**Directions for this task**
Set the listing down again exactly, please, apart from its pictures.

--- begin Records shown ---

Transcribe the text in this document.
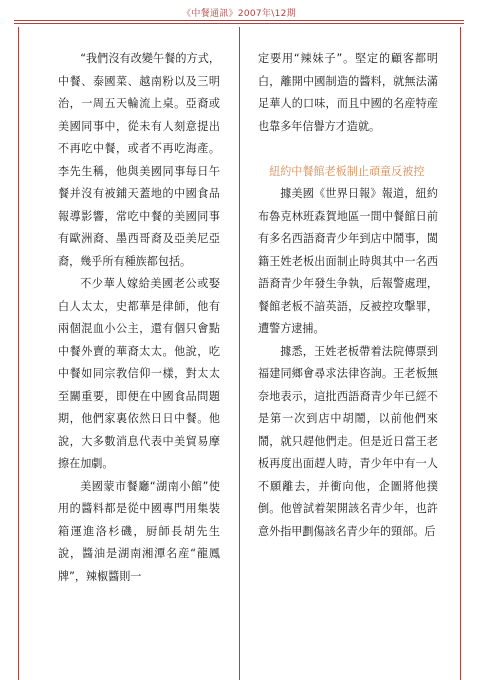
《中餐通訊》2007年\12期

“我們沒有改變午餐的方式，中餐、泰國菜、越南粉以及三明治，一周五天輪流上桌。亞裔或美國同事中，從未有人刻意提出不再吃中餐，或者不再吃海產。李先生稱，他與美國同事每日午餐并沒有被鋪天蓋地的中國食品報導影響，常吃中餐的美國同事有歐洲裔、墨西哥裔及亞美尼亞裔，幾乎所有種族都包括。

不少華人嫁給美國老公或娶白人太太，史都華是律師，他有兩個混血小公主，還有個只會點中餐外賣的華裔太太。他說，吃中餐如同宗教信仰一樣，對太太至關重要，即便在中國食品問題期，他們家裏依然日日中餐。他說，大多數消息代表中美貿易摩擦在加劇。

美國蒙市餐廳“湖南小館”使用的醬料都是從中國專門用集裝箱運進洛杉磯，厨師長胡先生說，醬油是湖南湘潭名産“龍鳳牌”，辣椒醬則一

定要用“辣妹子”。堅定的顧客都明白，離開中國制造的醬料，就無法滿足華人的口味，而且中國的名産特産也靠多年信譽方才造就。

紐約中餐館老板制止頑童反被控

據美國《世界日報》報道，紐約布魯克林班森賀地區一間中餐館日前有多名西語裔青少年到店中鬧事，閩籍王姓老板出面制止時與其中一名西語裔青少年發生争執，后報警處理，餐館老板不諳英語，反被控攻擊罪，遭警方逮捕。

據悉，王姓老板帶着法院傳票到福建同鄉會尋求法律咨詢。王老板無奈地表示，這批西語裔青少年已經不是第一次到店中胡鬧，以前他們來鬧，就只趕他們走。但是近日當王老板再度出面趕人時，青少年中有一人不願離去，并衝向他，企圖將他撲倒。他曾試着架開該名青少年，也許意外指甲劃傷該名青少年的頸部。后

--- end Records shown ---

**Answer for the task**
Transcribe the text in this document.
《中餐通訊》2007年\12期

“我們沒有改變午餐的方式，中餐、泰國菜、越南粉以及三明治，一周五天輪流上桌。亞裔或美國同事中，從未有人刻意提出不再吃中餐，或者不再吃海產。李先生稱，他與美國同事每日午餐并沒有被鋪天蓋地的中國食品報導影響，常吃中餐的美國同事有歐洲裔、墨西哥裔及亞美尼亞裔，幾乎所有種族都包括。

不少華人嫁給美國老公或娶白人太太，史都華是律師，他有兩個混血小公主，還有個只會點中餐外賣的華裔太太。他說，吃中餐如同宗教信仰一樣，對太太至關重要，即便在中國食品問題期，他們家裏依然日日中餐。他說，大多數消息代表中美貿易摩擦在加劇。

美國蒙市餐廳“湖南小館”使用的醬料都是從中國專門用集裝箱運進洛杉磯，厨師長胡先生說，醬油是湖南湘潭名産“龍鳳牌”，辣椒醬則一

定要用“辣妹子”。堅定的顧客都明白，離開中國制造的醬料，就無法滿足華人的口味，而且中國的名産特産也靠多年信譽方才造就。

紐約中餐館老板制止頑童反被控

據美國《世界日報》報道，紐約布魯克林班森賀地區一間中餐館日前有多名西語裔青少年到店中鬧事，閩籍王姓老板出面制止時與其中一名西語裔青少年發生争執，后報警處理，餐館老板不諳英語，反被控攻擊罪，遭警方逮捕。

據悉，王姓老板帶着法院傳票到福建同鄉會尋求法律咨詢。王老板無奈地表示，這批西語裔青少年已經不是第一次到店中胡鬧，以前他們來鬧，就只趕他們走。但是近日當王老板再度出面趕人時，青少年中有一人不願離去，并衝向他，企圖將他撲倒。他曾試着架開該名青少年，也許意外指甲劃傷該名青少年的頸部。后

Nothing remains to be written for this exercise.